**Short task**.
Scan the lines below for the word "panels". Copy each line you find it in.

┄┄┄┄┄┄

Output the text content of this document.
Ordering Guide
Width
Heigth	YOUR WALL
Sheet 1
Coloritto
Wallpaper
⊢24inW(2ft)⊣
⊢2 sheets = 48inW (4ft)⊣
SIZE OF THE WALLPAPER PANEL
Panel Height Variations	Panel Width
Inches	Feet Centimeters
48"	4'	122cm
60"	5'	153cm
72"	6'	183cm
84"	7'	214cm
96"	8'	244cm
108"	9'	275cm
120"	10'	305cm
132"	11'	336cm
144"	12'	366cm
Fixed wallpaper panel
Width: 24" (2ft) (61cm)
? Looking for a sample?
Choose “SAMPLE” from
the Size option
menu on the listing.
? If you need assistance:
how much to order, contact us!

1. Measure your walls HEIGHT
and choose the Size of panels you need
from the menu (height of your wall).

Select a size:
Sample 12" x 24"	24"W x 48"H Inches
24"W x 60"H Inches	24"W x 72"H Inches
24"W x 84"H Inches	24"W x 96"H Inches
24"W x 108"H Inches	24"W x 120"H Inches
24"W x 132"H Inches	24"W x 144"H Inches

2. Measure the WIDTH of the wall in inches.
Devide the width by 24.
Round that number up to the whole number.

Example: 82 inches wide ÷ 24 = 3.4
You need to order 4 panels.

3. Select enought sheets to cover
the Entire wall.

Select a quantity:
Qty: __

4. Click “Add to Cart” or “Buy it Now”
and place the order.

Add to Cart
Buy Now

┄┄┄┄┄┄

**Exercise response**.
and choose the Size of panels you need
You need to order 4 panels.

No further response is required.